◆ Task prompt ◆
Write out all records as given; omit images.

◆ Supplied records ◆
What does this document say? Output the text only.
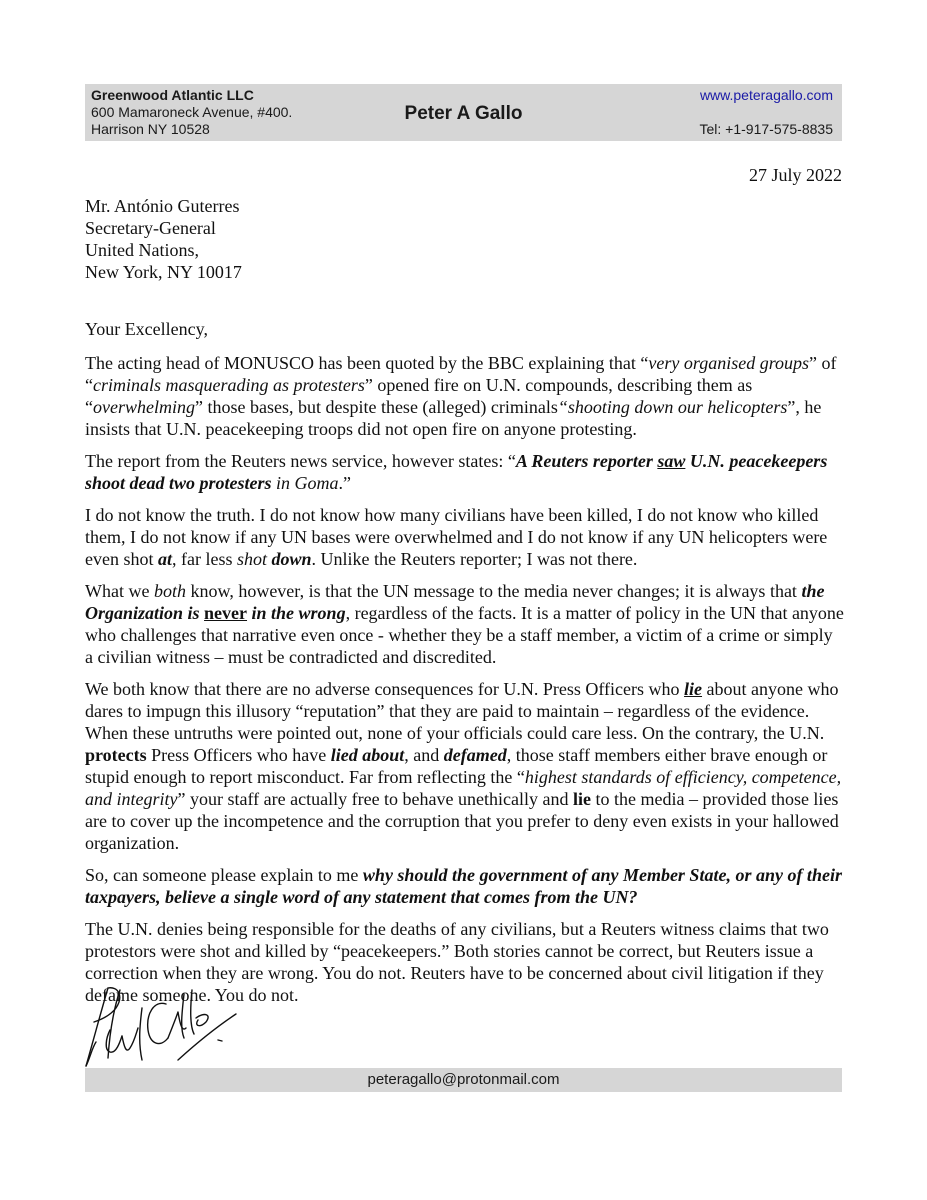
Greenwood Atlantic LLC
600 Mamaroneck Avenue, #400.
Harrison NY 10528
Peter A Gallo
www.peteragallo.com
Tel: +1-917-575-8835
27 July 2022
Mr. António Guterres
Secretary-General
United Nations,
New York, NY 10017

Your Excellency,

The acting head of MONUSCO has been quoted by the BBC explaining that “very organised groups” of “criminals masquerading as protesters” opened fire on U.N. compounds, describing them as “overwhelming” those bases, but despite these (alleged) criminals“shooting down our helicopters”, he insists that U.N. peacekeeping troops did not open fire on anyone protesting.

The report from the Reuters news service, however states: “A Reuters reporter saw U.N. peacekeepers shoot dead two protesters in Goma.”

I do not know the truth. I do not know how many civilians have been killed, I do not know who killed them, I do not know if any UN bases were overwhelmed and I do not know if any UN helicopters were even shot at, far less shot down. Unlike the Reuters reporter; I was not there.

What we both know, however, is that the UN message to the media never changes; it is always that the Organization is never in the wrong, regardless of the facts. It is a matter of policy in the UN that anyone who challenges that narrative even once - whether they be a staff member, a victim of a crime or simply a civilian witness – must be contradicted and discredited.

We both know that there are no adverse consequences for U.N. Press Officers who lie about anyone who dares to impugn this illusory “reputation” that they are paid to maintain – regardless of the evidence. When these untruths were pointed out, none of your officials could care less. On the contrary, the U.N. protects Press Officers who have lied about, and defamed, those staff members either brave enough or stupid enough to report misconduct. Far from reflecting the “highest standards of efficiency, competence, and integrity” your staff are actually free to behave unethically and lie to the media – provided those lies are to cover up the incompetence and the corruption that you prefer to deny even exists in your hallowed organization.

So, can someone please explain to me why should the government of any Member State, or any of their taxpayers, believe a single word of any statement that comes from the UN?

The U.N. denies being responsible for the deaths of any civilians, but a Reuters witness claims that two protestors were shot and killed by “peacekeepers.” Both stories cannot be correct, but Reuters issue a correction when they are wrong. You do not. Reuters have to be concerned about civil litigation if they defame someone. You do not.

peteragallo@protonmail.com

◆ Full response ◆
What does this document say? Output the text only.
Greenwood Atlantic LLC
600 Mamaroneck Avenue, #400.
Harrison NY 10528
Peter A Gallo
www.peteragallo.com
Tel: +1-917-575-8835
27 July 2022
Mr. António Guterres
Secretary-General
United Nations,
New York, NY 10017

Your Excellency,

The acting head of MONUSCO has been quoted by the BBC explaining that “very organised groups” of “criminals masquerading as protesters” opened fire on U.N. compounds, describing them as “overwhelming” those bases, but despite these (alleged) criminals“shooting down our helicopters”, he insists that U.N. peacekeeping troops did not open fire on anyone protesting.

The report from the Reuters news service, however states: “A Reuters reporter saw U.N. peacekeepers shoot dead two protesters in Goma.”

I do not know the truth. I do not know how many civilians have been killed, I do not know who killed them, I do not know if any UN bases were overwhelmed and I do not know if any UN helicopters were even shot at, far less shot down. Unlike the Reuters reporter; I was not there.

What we both know, however, is that the UN message to the media never changes; it is always that the Organization is never in the wrong, regardless of the facts. It is a matter of policy in the UN that anyone who challenges that narrative even once - whether they be a staff member, a victim of a crime or simply a civilian witness – must be contradicted and discredited.

We both know that there are no adverse consequences for U.N. Press Officers who lie about anyone who dares to impugn this illusory “reputation” that they are paid to maintain – regardless of the evidence. When these untruths were pointed out, none of your officials could care less. On the contrary, the U.N. protects Press Officers who have lied about, and defamed, those staff members either brave enough or stupid enough to report misconduct. Far from reflecting the “highest standards of efficiency, competence, and integrity” your staff are actually free to behave unethically and lie to the media – provided those lies are to cover up the incompetence and the corruption that you prefer to deny even exists in your hallowed organization.

So, can someone please explain to me why should the government of any Member State, or any of their taxpayers, believe a single word of any statement that comes from the UN?

The U.N. denies being responsible for the deaths of any civilians, but a Reuters witness claims that two protestors were shot and killed by “peacekeepers.” Both stories cannot be correct, but Reuters issue a correction when they are wrong. You do not. Reuters have to be concerned about civil litigation if they defame someone. You do not.

peteragallo@protonmail.com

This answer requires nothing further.